Recorded data
────────────────
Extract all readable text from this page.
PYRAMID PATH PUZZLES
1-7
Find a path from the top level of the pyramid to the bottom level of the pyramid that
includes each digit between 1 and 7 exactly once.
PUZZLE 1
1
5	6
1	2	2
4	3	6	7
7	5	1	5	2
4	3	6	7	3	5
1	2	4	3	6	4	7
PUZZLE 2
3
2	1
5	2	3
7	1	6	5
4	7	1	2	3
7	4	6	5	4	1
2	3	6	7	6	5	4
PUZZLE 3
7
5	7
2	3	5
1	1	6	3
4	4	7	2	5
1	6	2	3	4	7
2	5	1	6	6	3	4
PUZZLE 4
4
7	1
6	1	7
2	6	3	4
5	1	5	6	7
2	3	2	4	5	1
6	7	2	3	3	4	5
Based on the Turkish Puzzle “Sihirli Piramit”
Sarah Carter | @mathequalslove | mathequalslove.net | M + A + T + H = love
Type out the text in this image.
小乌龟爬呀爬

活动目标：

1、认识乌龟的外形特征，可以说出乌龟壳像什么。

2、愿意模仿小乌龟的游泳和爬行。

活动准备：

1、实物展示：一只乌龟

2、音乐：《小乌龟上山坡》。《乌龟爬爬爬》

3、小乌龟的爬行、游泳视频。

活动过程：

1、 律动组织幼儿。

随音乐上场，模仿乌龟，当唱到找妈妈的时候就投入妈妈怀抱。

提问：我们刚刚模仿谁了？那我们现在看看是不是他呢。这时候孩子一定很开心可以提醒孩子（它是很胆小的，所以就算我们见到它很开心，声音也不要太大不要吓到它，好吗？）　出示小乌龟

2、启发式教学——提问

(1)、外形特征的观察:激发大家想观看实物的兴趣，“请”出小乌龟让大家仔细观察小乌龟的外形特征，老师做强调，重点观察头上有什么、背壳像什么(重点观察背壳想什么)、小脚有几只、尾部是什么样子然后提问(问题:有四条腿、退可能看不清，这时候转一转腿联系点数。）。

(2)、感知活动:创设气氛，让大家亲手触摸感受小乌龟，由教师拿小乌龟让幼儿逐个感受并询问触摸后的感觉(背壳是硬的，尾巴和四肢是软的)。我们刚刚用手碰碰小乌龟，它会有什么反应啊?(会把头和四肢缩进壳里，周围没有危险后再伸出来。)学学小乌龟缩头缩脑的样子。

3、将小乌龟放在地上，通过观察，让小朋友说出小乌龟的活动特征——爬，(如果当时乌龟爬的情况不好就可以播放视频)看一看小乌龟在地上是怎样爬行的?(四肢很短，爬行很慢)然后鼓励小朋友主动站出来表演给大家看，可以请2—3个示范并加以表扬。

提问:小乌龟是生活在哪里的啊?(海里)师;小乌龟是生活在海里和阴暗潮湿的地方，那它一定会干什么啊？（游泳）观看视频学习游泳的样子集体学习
────────────────
Beginning with the line that contains "Type out the text in this image.", quote each line exactly through the last line of the entries above, and nothing beyond them.

Type out the text in this image.
小乌龟爬呀爬

活动目标：

1、认识乌龟的外形特征，可以说出乌龟壳像什么。

2、愿意模仿小乌龟的游泳和爬行。

活动准备：

1、实物展示：一只乌龟

2、音乐：《小乌龟上山坡》。《乌龟爬爬爬》

3、小乌龟的爬行、游泳视频。

活动过程：

1、 律动组织幼儿。

随音乐上场，模仿乌龟，当唱到找妈妈的时候就投入妈妈怀抱。

提问：我们刚刚模仿谁了？那我们现在看看是不是他呢。这时候孩子一定很开心可以提醒孩子（它是很胆小的，所以就算我们见到它很开心，声音也不要太大不要吓到它，好吗？）　出示小乌龟

2、启发式教学——提问

(1)、外形特征的观察:激发大家想观看实物的兴趣，“请”出小乌龟让大家仔细观察小乌龟的外形特征，老师做强调，重点观察头上有什么、背壳像什么(重点观察背壳想什么)、小脚有几只、尾部是什么样子然后提问(问题:有四条腿、退可能看不清，这时候转一转腿联系点数。）。

(2)、感知活动:创设气氛，让大家亲手触摸感受小乌龟，由教师拿小乌龟让幼儿逐个感受并询问触摸后的感觉(背壳是硬的，尾巴和四肢是软的)。我们刚刚用手碰碰小乌龟，它会有什么反应啊?(会把头和四肢缩进壳里，周围没有危险后再伸出来。)学学小乌龟缩头缩脑的样子。

3、将小乌龟放在地上，通过观察，让小朋友说出小乌龟的活动特征——爬，(如果当时乌龟爬的情况不好就可以播放视频)看一看小乌龟在地上是怎样爬行的?(四肢很短，爬行很慢)然后鼓励小朋友主动站出来表演给大家看，可以请2—3个示范并加以表扬。

提问:小乌龟是生活在哪里的啊?(海里)师;小乌龟是生活在海里和阴暗潮湿的地方，那它一定会干什么啊？（游泳）观看视频学习游泳的样子集体学习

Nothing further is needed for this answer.